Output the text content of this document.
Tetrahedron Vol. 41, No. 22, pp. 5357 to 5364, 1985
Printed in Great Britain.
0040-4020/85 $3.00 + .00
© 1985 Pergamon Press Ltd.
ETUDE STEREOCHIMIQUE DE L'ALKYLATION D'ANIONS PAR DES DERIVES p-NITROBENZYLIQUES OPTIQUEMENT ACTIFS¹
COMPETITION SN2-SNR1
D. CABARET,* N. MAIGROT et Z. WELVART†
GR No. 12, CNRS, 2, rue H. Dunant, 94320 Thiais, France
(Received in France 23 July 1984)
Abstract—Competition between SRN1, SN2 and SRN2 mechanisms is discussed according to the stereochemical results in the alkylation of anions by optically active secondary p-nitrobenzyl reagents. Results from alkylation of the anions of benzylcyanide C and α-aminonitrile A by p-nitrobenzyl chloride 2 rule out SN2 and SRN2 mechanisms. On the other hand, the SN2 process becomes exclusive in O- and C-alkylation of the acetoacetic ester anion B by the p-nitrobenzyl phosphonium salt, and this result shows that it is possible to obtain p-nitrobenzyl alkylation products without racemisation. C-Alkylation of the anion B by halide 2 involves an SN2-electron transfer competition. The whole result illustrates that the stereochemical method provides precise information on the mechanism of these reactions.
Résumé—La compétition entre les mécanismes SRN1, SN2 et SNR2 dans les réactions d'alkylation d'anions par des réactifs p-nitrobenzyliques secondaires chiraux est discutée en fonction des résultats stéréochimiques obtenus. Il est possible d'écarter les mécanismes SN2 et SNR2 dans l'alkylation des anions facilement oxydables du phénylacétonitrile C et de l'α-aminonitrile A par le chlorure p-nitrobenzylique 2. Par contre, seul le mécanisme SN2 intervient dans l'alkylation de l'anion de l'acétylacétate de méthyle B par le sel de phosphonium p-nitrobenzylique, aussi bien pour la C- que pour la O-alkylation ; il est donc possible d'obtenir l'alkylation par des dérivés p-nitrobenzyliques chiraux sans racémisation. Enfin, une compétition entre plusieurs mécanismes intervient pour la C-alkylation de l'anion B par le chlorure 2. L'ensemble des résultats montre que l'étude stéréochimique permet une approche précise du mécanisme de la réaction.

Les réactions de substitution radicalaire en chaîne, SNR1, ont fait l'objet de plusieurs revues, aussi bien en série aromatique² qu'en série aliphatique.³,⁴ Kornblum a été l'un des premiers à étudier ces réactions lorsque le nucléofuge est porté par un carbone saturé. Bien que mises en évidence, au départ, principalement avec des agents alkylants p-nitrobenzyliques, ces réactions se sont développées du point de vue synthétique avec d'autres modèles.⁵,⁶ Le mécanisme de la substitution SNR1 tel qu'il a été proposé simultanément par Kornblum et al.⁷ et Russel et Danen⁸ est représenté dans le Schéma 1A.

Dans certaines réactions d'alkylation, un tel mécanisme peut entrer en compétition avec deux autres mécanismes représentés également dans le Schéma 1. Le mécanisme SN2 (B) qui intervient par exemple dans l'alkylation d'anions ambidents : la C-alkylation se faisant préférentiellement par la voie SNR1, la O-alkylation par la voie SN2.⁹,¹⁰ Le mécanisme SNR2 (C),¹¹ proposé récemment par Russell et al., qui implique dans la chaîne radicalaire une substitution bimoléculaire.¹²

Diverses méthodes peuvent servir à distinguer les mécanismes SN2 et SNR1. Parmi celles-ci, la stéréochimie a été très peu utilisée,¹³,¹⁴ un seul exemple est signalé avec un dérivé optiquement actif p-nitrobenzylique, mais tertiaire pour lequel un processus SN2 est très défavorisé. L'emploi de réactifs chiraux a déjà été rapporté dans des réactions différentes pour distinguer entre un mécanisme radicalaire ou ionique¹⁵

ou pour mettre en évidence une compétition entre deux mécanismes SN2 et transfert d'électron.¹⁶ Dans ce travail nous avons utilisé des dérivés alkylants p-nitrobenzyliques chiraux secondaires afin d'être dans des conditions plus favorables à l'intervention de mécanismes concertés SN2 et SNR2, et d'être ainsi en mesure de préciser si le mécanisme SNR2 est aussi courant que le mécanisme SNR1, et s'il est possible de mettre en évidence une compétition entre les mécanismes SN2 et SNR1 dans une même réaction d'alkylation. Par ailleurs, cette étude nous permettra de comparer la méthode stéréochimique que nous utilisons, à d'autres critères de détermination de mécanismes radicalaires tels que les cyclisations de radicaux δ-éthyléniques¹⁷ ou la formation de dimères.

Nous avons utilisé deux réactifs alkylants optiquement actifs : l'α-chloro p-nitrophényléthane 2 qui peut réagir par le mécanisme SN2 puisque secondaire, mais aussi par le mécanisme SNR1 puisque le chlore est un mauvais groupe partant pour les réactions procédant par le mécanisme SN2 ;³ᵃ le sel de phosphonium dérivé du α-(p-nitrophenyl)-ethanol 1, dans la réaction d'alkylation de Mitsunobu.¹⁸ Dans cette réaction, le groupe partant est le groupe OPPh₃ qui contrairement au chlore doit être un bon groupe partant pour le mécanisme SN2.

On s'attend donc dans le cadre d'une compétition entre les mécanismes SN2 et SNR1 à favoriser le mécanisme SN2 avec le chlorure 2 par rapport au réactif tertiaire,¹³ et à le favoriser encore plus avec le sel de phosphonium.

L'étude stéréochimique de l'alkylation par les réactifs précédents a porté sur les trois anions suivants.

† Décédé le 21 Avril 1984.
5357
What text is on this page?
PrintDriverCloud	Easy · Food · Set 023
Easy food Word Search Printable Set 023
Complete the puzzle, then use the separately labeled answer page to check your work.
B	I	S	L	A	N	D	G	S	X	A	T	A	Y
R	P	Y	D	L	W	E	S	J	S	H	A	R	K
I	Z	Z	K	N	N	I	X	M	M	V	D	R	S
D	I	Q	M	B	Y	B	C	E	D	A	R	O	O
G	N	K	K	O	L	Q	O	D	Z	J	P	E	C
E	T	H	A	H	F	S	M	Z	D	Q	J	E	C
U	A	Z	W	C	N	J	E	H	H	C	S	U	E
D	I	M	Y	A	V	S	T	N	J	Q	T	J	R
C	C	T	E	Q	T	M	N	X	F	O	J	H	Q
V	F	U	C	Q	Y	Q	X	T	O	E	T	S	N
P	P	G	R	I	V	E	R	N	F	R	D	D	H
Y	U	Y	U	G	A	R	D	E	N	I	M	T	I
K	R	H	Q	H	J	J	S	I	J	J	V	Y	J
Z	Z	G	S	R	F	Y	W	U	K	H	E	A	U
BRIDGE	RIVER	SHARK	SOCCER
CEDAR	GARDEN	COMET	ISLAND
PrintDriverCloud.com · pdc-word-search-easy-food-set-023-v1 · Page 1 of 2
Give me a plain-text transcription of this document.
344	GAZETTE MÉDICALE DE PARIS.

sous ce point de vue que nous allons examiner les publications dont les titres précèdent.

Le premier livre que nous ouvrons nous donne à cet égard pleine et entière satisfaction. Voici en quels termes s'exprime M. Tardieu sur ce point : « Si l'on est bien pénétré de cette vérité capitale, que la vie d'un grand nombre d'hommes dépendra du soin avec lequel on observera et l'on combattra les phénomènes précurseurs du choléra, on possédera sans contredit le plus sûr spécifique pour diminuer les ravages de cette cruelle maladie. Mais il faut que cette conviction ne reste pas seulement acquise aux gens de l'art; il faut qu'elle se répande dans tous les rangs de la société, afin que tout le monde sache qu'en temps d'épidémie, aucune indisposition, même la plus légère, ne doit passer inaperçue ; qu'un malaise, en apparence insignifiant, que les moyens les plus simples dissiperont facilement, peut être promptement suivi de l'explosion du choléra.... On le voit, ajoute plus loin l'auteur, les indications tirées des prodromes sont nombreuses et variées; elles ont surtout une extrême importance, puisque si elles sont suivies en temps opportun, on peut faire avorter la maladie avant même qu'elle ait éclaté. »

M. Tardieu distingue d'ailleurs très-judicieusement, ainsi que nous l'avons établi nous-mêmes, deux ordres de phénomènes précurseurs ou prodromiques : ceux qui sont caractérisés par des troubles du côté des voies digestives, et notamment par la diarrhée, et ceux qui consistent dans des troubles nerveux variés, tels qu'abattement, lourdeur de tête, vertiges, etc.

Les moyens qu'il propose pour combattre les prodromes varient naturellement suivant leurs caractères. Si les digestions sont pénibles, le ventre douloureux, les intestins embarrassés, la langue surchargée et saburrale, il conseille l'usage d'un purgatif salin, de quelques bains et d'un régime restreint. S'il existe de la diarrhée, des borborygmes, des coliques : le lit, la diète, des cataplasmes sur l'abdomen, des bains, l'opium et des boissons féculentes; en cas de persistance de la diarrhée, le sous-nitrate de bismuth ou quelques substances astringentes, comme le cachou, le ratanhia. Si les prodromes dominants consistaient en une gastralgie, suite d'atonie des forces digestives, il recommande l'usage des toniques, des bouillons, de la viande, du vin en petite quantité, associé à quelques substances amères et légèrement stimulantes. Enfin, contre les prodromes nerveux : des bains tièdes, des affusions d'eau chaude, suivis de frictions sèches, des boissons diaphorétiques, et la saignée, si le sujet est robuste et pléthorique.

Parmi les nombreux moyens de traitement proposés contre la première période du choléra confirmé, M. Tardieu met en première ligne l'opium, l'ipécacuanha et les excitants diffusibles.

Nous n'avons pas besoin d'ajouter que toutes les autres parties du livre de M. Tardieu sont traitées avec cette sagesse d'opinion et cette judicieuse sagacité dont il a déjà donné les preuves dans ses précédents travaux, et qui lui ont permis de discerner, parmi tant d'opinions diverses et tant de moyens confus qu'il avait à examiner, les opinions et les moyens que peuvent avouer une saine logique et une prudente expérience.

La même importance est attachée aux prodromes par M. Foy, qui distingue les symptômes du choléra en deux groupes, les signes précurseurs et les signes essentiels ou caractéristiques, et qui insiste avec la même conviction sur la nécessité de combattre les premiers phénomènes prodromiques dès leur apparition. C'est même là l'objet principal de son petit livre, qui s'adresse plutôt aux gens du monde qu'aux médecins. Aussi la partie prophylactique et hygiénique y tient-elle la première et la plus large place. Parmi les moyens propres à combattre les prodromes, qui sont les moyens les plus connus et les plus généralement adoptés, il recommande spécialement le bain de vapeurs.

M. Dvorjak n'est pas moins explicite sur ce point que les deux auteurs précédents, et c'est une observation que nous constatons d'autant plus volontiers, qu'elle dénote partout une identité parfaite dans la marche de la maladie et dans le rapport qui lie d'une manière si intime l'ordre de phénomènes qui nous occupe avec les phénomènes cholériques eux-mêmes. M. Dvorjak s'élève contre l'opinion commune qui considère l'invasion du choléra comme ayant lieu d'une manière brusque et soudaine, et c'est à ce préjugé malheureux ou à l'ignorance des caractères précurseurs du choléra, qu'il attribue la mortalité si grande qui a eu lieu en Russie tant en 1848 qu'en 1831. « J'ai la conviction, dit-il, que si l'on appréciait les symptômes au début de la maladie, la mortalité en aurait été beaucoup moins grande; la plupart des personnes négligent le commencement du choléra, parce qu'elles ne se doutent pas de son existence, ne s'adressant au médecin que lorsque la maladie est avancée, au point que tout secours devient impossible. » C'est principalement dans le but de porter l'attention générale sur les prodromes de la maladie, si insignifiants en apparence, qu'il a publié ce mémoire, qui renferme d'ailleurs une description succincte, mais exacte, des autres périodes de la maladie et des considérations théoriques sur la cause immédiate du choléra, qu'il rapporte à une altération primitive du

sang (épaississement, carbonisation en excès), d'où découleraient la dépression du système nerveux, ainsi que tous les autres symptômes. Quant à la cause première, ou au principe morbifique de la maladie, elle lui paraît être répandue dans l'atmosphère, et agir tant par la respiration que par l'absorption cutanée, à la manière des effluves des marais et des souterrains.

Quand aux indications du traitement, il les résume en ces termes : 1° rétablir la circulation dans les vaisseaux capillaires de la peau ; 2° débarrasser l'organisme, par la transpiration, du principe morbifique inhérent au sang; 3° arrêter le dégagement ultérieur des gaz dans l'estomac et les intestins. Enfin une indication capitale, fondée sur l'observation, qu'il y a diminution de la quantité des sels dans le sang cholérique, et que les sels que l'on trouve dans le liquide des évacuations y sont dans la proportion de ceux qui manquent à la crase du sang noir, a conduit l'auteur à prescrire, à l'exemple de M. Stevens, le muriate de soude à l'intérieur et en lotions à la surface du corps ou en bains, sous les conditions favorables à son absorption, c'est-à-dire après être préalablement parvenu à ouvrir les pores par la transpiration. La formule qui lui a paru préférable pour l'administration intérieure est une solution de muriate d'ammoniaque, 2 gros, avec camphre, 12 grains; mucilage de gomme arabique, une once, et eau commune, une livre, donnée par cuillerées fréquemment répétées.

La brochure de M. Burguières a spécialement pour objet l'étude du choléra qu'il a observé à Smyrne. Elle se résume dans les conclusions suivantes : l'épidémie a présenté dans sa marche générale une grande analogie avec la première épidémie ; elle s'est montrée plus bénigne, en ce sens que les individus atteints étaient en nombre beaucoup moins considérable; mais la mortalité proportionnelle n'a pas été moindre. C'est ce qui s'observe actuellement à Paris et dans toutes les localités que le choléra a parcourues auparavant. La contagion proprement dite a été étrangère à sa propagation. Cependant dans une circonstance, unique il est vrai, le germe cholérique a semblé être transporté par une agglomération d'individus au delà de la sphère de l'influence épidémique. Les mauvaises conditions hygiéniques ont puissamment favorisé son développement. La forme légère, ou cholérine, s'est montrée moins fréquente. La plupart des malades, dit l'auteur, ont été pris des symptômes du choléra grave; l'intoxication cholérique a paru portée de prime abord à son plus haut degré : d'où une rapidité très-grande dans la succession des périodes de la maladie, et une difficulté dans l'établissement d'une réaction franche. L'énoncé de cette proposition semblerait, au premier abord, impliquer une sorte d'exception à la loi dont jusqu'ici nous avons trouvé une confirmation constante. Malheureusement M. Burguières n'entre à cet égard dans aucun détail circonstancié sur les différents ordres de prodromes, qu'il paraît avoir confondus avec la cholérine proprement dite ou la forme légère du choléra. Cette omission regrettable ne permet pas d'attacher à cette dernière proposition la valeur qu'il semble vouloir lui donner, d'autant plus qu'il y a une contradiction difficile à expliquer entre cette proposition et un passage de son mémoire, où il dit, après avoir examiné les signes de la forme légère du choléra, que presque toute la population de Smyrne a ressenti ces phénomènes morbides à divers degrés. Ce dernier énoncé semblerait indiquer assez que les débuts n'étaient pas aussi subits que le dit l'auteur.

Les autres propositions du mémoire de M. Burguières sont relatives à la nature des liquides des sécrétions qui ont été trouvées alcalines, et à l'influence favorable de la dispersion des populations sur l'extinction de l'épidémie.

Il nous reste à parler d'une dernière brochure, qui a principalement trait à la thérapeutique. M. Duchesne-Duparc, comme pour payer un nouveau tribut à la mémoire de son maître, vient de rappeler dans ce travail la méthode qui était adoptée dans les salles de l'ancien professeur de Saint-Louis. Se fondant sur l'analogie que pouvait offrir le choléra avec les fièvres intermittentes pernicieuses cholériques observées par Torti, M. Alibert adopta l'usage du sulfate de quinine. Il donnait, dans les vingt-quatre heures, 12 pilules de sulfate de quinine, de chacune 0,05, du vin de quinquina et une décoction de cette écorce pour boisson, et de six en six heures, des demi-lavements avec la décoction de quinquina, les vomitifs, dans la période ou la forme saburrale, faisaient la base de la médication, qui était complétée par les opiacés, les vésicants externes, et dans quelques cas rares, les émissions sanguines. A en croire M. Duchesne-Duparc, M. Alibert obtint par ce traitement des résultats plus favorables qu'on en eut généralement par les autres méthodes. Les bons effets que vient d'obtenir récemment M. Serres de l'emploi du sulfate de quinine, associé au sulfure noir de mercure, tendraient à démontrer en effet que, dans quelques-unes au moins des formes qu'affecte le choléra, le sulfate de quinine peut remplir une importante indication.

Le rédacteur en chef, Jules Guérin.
======
TO DO: From the records given above, copy all lines containing "France".

CORRECT ANSWER:
GR No. 12, CNRS, 2, rue H. Dunant, 94320 Thiais, France
(Received in France 23 July 1984)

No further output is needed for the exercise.